--- START ---
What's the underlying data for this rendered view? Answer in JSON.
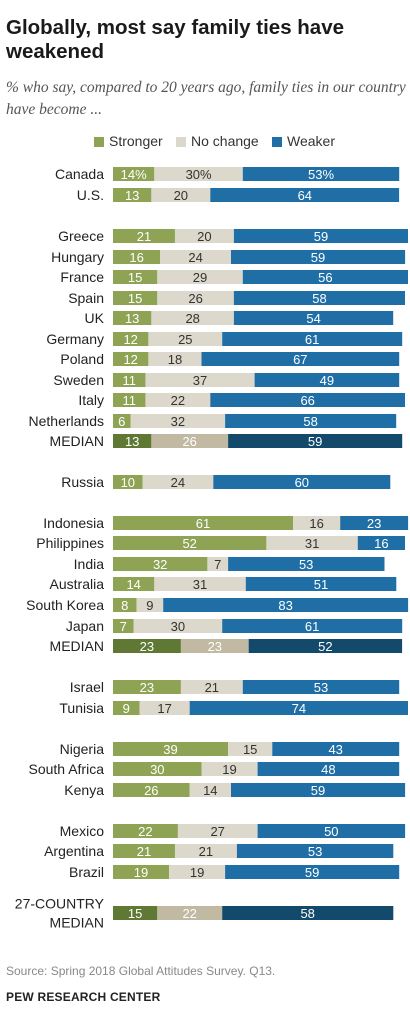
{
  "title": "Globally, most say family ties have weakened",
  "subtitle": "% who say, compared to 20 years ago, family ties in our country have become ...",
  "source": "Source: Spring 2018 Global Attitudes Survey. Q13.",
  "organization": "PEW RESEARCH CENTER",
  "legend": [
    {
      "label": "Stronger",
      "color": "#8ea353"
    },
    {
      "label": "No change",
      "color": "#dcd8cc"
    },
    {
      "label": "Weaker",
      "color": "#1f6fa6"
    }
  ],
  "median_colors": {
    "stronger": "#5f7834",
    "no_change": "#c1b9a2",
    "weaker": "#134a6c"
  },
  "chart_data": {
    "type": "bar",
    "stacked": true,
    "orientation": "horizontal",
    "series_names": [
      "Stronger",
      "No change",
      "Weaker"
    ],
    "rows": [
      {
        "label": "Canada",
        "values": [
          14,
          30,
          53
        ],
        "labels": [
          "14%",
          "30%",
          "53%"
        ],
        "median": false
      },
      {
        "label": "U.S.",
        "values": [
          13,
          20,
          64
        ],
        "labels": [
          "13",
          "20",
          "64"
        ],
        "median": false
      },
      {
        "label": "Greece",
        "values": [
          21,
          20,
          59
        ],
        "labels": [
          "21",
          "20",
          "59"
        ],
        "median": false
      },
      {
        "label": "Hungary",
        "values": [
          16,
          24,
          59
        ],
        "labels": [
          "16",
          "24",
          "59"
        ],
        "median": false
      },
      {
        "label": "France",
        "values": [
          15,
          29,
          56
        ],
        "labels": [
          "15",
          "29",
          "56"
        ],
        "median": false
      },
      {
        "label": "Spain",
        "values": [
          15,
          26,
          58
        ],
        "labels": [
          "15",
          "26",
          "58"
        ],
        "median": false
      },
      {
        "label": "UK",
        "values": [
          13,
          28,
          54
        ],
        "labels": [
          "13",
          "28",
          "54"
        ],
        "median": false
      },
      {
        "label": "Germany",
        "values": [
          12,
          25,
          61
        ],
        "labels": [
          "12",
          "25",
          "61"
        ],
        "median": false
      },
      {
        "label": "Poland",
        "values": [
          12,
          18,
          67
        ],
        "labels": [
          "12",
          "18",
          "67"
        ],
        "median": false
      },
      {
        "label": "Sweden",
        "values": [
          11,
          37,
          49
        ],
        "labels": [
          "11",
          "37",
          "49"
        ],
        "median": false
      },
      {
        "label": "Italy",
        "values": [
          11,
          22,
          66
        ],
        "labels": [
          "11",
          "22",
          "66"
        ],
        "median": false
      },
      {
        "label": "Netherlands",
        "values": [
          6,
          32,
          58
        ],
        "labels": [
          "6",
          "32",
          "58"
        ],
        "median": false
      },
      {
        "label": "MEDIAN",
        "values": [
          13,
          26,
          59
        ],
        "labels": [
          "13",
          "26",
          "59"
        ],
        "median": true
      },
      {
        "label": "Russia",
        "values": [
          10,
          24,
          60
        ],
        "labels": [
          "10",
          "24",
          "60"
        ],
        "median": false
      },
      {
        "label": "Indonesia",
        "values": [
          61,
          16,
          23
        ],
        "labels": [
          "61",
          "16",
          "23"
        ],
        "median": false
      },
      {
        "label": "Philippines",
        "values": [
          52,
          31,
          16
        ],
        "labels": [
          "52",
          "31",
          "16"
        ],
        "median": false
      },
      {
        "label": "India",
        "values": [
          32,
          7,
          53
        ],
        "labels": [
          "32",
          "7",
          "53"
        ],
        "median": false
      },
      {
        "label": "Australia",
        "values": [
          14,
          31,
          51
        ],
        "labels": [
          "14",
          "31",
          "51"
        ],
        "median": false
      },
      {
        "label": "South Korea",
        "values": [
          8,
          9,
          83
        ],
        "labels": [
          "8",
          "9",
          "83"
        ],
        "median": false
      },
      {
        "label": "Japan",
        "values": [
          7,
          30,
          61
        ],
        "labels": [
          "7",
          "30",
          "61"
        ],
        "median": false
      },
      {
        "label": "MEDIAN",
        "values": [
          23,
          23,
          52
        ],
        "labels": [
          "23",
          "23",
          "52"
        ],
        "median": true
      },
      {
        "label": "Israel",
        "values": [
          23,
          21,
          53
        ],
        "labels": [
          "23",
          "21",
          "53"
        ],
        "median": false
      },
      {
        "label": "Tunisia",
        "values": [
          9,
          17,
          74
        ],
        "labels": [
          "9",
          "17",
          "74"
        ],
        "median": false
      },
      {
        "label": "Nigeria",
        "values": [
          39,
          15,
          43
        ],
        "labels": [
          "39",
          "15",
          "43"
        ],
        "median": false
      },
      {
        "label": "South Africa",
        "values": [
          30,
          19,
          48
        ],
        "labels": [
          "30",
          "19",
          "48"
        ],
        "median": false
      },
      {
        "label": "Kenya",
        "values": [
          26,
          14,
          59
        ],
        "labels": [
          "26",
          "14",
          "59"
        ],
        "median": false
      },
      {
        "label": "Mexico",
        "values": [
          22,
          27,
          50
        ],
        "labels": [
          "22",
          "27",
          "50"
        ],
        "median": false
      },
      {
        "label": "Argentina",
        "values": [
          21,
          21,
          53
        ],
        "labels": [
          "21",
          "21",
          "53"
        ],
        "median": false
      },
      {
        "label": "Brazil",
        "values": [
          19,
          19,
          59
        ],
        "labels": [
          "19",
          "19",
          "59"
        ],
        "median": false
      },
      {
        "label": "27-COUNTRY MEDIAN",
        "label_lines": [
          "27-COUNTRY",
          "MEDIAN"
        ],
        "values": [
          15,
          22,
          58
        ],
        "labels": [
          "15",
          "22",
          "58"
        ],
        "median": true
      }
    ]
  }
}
--- END ---
--- START ---
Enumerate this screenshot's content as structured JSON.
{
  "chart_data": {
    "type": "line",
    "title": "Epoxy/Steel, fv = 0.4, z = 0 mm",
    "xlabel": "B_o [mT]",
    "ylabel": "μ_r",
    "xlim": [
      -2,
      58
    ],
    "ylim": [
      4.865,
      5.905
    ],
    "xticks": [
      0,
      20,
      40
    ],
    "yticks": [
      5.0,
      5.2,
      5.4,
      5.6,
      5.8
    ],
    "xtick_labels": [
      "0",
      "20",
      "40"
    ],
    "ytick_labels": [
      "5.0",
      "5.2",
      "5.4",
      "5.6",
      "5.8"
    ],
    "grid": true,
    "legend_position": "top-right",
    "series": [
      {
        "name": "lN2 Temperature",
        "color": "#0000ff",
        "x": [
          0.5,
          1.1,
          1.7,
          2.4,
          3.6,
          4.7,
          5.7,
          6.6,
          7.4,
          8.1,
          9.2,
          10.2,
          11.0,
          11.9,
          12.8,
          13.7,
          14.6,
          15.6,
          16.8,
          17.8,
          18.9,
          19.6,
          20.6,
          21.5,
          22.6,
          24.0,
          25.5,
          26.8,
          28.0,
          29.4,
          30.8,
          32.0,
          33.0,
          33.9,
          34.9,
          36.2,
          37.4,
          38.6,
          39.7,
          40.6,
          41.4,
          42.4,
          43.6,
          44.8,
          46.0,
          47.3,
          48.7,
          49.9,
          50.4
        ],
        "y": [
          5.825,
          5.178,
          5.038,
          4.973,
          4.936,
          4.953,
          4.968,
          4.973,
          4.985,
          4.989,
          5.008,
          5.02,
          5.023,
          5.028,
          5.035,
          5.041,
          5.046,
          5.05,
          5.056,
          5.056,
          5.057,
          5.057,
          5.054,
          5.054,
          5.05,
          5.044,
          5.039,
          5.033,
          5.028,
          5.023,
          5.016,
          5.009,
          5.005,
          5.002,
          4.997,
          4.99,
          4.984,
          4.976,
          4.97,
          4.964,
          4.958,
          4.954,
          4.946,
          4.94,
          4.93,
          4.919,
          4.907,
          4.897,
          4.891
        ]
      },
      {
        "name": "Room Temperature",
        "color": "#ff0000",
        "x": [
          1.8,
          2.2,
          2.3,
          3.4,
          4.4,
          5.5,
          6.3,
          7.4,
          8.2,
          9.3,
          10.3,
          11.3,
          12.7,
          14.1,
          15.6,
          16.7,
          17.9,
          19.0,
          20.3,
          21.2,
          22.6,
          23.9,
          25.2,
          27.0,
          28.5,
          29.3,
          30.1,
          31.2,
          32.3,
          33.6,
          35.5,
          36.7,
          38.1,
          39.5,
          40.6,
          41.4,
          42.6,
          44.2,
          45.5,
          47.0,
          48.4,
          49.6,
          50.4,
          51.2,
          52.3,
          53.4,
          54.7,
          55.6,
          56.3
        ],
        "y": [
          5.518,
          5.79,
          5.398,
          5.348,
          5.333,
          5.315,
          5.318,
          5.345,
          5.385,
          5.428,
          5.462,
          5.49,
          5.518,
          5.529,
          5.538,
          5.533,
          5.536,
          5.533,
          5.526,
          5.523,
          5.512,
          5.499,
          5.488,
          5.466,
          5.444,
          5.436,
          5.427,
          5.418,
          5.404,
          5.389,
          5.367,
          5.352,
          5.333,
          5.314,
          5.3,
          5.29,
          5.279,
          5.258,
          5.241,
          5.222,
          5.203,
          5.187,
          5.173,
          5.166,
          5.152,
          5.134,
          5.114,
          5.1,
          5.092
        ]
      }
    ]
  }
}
--- END ---
■ CHALLENGE
Copy out every line of the data that includes the word "family".

■ RESPONSE TO THIS TASK
  "title": "Globally, most say family ties have weakened",
  "subtitle": "% who say, compared to 20 years ago, family ties in our country have become ...",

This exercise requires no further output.